→ Your instructions:
Return all lines in the material below that contain "false".

Excerpts from a figure dataset:
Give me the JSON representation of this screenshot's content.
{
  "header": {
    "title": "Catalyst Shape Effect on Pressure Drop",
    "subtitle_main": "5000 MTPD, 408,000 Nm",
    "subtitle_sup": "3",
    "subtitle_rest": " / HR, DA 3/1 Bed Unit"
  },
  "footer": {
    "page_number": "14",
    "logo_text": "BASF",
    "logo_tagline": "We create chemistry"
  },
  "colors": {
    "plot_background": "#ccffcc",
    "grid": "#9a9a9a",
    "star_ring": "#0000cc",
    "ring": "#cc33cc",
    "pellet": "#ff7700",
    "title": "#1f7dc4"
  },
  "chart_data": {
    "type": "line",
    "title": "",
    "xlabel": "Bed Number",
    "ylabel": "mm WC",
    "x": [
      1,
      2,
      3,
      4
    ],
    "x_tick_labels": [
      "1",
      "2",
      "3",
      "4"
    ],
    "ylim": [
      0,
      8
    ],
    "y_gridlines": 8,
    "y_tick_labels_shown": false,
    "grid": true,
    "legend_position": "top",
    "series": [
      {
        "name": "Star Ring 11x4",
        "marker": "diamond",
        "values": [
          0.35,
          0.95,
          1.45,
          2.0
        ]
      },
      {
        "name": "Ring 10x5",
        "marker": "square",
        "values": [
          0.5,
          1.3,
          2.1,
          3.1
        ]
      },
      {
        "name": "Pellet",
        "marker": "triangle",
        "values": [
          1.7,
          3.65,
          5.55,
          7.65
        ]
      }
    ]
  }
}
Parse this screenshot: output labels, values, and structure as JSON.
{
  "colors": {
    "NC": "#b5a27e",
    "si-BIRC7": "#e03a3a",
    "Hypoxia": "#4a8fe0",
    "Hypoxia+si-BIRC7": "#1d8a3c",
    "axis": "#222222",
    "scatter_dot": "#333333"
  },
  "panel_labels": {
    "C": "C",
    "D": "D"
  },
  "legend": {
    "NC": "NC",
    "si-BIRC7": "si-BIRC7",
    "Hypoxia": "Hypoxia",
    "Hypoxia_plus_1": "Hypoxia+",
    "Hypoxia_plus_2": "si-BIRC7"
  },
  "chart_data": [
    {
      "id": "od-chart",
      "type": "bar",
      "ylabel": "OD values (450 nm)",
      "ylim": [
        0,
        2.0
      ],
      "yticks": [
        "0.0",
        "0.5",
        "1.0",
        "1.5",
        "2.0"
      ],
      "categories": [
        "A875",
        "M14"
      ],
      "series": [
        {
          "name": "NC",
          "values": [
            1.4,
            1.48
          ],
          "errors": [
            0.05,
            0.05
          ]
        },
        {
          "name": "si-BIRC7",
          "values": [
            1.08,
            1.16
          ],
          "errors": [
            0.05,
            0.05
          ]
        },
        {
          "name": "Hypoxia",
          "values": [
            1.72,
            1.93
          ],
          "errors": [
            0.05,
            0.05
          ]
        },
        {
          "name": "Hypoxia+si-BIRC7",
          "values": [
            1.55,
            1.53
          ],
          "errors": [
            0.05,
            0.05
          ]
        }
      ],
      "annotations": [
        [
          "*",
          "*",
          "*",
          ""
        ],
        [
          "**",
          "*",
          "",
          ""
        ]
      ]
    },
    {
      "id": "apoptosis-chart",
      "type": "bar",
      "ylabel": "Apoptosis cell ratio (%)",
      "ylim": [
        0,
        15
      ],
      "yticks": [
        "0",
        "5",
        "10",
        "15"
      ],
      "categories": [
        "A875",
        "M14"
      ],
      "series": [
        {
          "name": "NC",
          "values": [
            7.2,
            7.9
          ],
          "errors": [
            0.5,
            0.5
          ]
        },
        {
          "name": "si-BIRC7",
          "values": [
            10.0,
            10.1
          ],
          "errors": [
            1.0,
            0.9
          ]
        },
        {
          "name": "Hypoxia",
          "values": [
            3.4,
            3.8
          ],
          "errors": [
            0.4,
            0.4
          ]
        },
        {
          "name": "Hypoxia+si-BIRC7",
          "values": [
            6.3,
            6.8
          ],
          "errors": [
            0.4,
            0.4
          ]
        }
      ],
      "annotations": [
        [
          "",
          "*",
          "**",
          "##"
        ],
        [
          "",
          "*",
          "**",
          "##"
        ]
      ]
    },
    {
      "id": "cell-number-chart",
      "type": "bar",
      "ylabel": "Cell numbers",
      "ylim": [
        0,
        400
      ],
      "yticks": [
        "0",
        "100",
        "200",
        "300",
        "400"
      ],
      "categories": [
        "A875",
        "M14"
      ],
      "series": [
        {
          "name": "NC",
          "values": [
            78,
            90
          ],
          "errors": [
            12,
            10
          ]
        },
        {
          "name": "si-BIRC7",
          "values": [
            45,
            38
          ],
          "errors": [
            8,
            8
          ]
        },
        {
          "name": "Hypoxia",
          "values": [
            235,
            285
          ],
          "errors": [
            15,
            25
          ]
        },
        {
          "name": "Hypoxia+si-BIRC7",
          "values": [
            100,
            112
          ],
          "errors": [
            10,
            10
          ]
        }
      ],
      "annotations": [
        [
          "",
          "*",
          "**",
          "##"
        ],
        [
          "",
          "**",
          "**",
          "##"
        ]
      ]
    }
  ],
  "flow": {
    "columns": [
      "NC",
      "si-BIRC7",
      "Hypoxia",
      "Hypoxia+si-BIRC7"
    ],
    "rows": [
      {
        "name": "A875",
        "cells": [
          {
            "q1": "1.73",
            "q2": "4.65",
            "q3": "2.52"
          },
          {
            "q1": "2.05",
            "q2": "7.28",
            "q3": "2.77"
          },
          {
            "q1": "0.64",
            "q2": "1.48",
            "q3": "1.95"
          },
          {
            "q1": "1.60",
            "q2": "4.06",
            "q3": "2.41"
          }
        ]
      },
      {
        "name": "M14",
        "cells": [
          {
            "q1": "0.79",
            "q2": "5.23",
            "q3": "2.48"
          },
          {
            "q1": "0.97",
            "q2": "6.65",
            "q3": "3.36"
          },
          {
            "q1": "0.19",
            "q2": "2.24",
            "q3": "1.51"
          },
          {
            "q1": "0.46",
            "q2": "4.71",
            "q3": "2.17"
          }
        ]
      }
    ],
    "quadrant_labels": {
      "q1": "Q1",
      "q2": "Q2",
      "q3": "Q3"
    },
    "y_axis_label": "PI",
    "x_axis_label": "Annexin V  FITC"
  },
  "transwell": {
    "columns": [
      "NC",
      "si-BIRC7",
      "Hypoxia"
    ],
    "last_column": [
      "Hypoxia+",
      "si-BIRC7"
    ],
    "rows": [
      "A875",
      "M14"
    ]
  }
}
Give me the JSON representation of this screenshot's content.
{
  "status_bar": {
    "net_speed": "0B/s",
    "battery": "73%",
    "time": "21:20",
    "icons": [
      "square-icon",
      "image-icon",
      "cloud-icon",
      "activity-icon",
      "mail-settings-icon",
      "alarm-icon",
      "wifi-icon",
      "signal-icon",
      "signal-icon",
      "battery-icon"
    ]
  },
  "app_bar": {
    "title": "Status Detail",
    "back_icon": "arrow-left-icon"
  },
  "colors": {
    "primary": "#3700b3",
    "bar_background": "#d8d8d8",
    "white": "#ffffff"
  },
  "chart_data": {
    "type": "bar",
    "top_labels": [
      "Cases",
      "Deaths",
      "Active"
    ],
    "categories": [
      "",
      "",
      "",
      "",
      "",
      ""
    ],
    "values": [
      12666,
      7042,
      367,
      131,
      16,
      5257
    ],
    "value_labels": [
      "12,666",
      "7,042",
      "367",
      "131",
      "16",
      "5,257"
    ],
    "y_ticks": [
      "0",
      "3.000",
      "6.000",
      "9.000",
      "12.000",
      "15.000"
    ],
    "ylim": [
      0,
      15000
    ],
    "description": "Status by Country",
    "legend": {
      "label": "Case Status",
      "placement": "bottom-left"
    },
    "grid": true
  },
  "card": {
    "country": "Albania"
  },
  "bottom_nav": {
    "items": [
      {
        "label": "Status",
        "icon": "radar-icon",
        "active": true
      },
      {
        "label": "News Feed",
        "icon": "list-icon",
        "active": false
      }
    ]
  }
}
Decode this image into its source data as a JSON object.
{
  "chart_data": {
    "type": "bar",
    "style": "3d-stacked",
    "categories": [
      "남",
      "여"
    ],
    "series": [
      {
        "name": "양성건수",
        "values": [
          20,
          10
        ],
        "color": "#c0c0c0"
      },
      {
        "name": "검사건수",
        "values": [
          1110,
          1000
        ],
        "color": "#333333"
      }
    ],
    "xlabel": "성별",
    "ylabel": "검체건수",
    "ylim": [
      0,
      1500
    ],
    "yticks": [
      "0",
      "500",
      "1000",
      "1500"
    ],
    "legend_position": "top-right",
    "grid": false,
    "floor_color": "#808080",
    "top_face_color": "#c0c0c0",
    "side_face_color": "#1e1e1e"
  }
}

→ Final answer:
    "y_tick_labels_shown": false,
        "active": false
    "grid": false,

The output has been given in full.